→ Problem statement
Give every entry again, word for word.

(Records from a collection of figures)
__________________________________________________
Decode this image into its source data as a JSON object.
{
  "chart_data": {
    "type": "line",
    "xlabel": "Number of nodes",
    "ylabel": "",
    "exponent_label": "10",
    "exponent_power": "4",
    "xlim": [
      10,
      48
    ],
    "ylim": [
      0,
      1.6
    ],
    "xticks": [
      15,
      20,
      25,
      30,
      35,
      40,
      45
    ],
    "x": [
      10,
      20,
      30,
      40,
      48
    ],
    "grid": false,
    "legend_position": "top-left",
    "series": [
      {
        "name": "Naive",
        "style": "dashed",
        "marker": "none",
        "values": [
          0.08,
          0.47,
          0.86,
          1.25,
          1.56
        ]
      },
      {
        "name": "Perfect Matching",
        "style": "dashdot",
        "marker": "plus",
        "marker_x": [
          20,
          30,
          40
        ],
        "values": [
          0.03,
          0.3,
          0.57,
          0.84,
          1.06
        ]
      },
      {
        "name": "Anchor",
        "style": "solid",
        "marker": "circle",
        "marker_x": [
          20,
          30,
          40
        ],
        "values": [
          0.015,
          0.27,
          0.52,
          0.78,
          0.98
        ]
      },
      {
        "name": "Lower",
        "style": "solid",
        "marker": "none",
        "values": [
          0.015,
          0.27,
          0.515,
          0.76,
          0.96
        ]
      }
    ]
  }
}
__________________________________________________
→ The result
Decode this image into its source data as a JSON object.
{
  "chart_data": {
    "type": "line",
    "xlabel": "Number of nodes",
    "ylabel": "",
    "exponent_label": "10",
    "exponent_power": "4",
    "xlim": [
      10,
      48
    ],
    "ylim": [
      0,
      1.6
    ],
    "xticks": [
      15,
      20,
      25,
      30,
      35,
      40,
      45
    ],
    "x": [
      10,
      20,
      30,
      40,
      48
    ],
    "grid": false,
    "legend_position": "top-left",
    "series": [
      {
        "name": "Naive",
        "style": "dashed",
        "marker": "none",
        "values": [
          0.08,
          0.47,
          0.86,
          1.25,
          1.56
        ]
      },
      {
        "name": "Perfect Matching",
        "style": "dashdot",
        "marker": "plus",
        "marker_x": [
          20,
          30,
          40
        ],
        "values": [
          0.03,
          0.3,
          0.57,
          0.84,
          1.06
        ]
      },
      {
        "name": "Anchor",
        "style": "solid",
        "marker": "circle",
        "marker_x": [
          20,
          30,
          40
        ],
        "values": [
          0.015,
          0.27,
          0.52,
          0.78,
          0.98
        ]
      },
      {
        "name": "Lower",
        "style": "solid",
        "marker": "none",
        "values": [
          0.015,
          0.27,
          0.515,
          0.76,
          0.96
        ]
      }
    ]
  }
}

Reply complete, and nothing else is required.